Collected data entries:
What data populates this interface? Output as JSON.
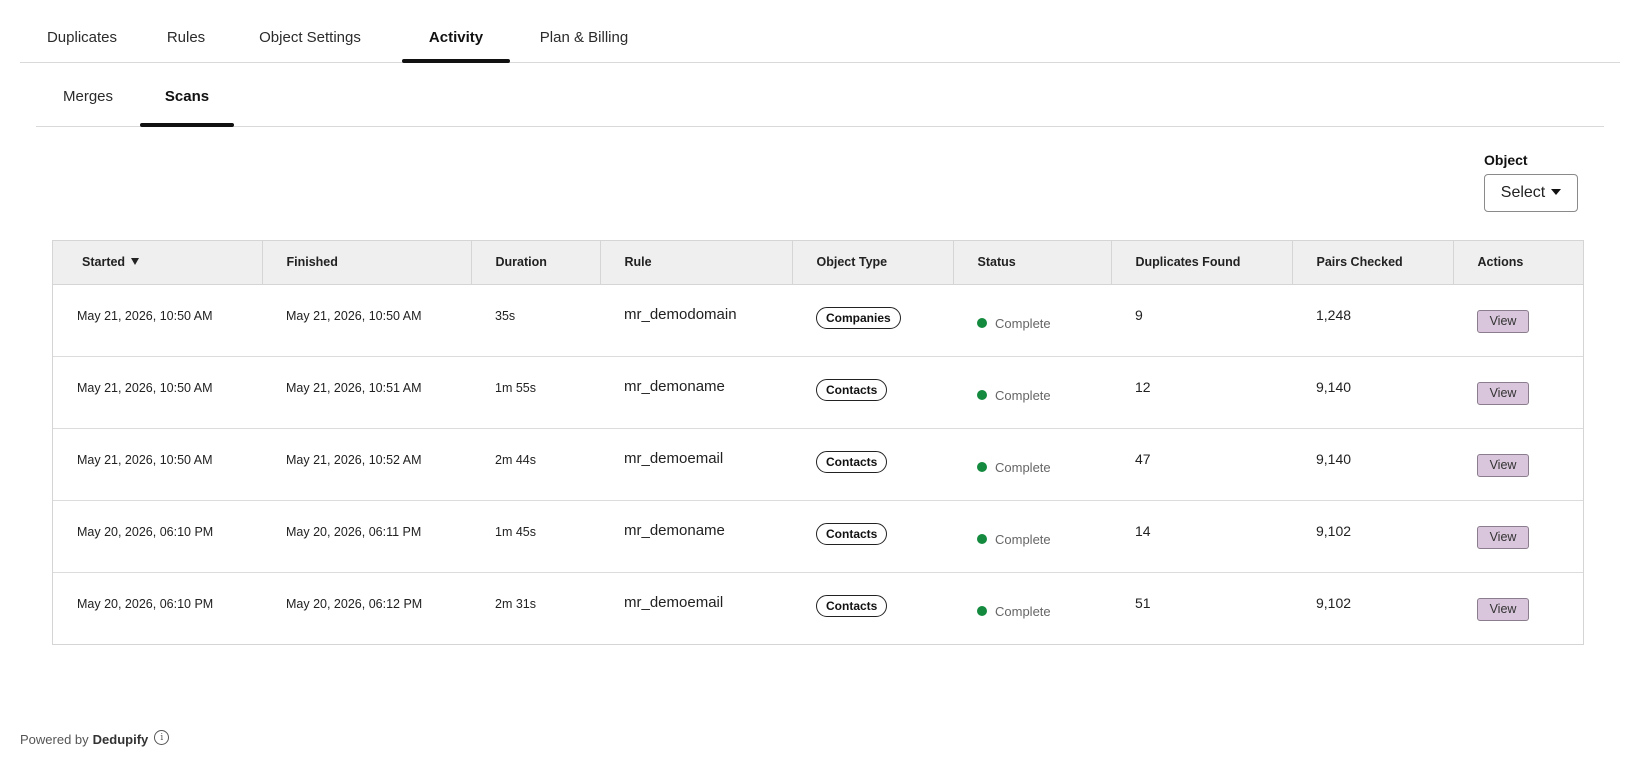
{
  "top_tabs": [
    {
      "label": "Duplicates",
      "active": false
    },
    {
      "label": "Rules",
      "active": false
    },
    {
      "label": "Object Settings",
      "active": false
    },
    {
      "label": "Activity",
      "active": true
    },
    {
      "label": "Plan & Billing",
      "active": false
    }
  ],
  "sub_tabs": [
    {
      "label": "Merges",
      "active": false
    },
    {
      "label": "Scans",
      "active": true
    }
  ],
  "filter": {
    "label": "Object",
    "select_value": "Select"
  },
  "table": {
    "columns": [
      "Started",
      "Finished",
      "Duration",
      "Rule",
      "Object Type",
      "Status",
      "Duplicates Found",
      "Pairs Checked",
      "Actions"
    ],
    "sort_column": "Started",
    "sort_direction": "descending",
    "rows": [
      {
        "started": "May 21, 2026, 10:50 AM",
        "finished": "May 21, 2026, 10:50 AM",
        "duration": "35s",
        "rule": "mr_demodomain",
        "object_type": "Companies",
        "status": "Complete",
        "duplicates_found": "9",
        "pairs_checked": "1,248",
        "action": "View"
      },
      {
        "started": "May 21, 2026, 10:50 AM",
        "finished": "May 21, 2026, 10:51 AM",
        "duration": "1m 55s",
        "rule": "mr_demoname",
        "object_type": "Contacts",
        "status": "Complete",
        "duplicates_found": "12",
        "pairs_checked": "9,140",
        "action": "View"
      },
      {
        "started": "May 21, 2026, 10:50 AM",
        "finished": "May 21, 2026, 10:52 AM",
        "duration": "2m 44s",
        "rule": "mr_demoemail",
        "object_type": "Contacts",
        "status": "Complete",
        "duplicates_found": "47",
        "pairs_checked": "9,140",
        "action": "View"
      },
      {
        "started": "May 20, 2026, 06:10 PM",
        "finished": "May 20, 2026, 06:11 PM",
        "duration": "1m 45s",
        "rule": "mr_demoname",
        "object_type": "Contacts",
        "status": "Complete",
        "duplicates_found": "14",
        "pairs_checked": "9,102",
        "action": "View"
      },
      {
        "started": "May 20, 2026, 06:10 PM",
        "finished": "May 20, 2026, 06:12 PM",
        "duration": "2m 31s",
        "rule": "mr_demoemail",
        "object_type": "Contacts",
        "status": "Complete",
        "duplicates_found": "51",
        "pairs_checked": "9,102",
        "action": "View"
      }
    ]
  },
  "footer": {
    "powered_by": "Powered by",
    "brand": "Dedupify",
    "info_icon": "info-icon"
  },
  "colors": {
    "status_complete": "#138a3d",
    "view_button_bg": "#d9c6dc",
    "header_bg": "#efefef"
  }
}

Job:
Transcribe the listing in full and omit the pictures.

Complete output:
What data populates this interface? Output as JSON.
{
  "top_tabs": [
    {
      "label": "Duplicates",
      "active": false
    },
    {
      "label": "Rules",
      "active": false
    },
    {
      "label": "Object Settings",
      "active": false
    },
    {
      "label": "Activity",
      "active": true
    },
    {
      "label": "Plan & Billing",
      "active": false
    }
  ],
  "sub_tabs": [
    {
      "label": "Merges",
      "active": false
    },
    {
      "label": "Scans",
      "active": true
    }
  ],
  "filter": {
    "label": "Object",
    "select_value": "Select"
  },
  "table": {
    "columns": [
      "Started",
      "Finished",
      "Duration",
      "Rule",
      "Object Type",
      "Status",
      "Duplicates Found",
      "Pairs Checked",
      "Actions"
    ],
    "sort_column": "Started",
    "sort_direction": "descending",
    "rows": [
      {
        "started": "May 21, 2026, 10:50 AM",
        "finished": "May 21, 2026, 10:50 AM",
        "duration": "35s",
        "rule": "mr_demodomain",
        "object_type": "Companies",
        "status": "Complete",
        "duplicates_found": "9",
        "pairs_checked": "1,248",
        "action": "View"
      },
      {
        "started": "May 21, 2026, 10:50 AM",
        "finished": "May 21, 2026, 10:51 AM",
        "duration": "1m 55s",
        "rule": "mr_demoname",
        "object_type": "Contacts",
        "status": "Complete",
        "duplicates_found": "12",
        "pairs_checked": "9,140",
        "action": "View"
      },
      {
        "started": "May 21, 2026, 10:50 AM",
        "finished": "May 21, 2026, 10:52 AM",
        "duration": "2m 44s",
        "rule": "mr_demoemail",
        "object_type": "Contacts",
        "status": "Complete",
        "duplicates_found": "47",
        "pairs_checked": "9,140",
        "action": "View"
      },
      {
        "started": "May 20, 2026, 06:10 PM",
        "finished": "May 20, 2026, 06:11 PM",
        "duration": "1m 45s",
        "rule": "mr_demoname",
        "object_type": "Contacts",
        "status": "Complete",
        "duplicates_found": "14",
        "pairs_checked": "9,102",
        "action": "View"
      },
      {
        "started": "May 20, 2026, 06:10 PM",
        "finished": "May 20, 2026, 06:12 PM",
        "duration": "2m 31s",
        "rule": "mr_demoemail",
        "object_type": "Contacts",
        "status": "Complete",
        "duplicates_found": "51",
        "pairs_checked": "9,102",
        "action": "View"
      }
    ]
  },
  "footer": {
    "powered_by": "Powered by",
    "brand": "Dedupify",
    "info_icon": "info-icon"
  },
  "colors": {
    "status_complete": "#138a3d",
    "view_button_bg": "#d9c6dc",
    "header_bg": "#efefef"
  }
}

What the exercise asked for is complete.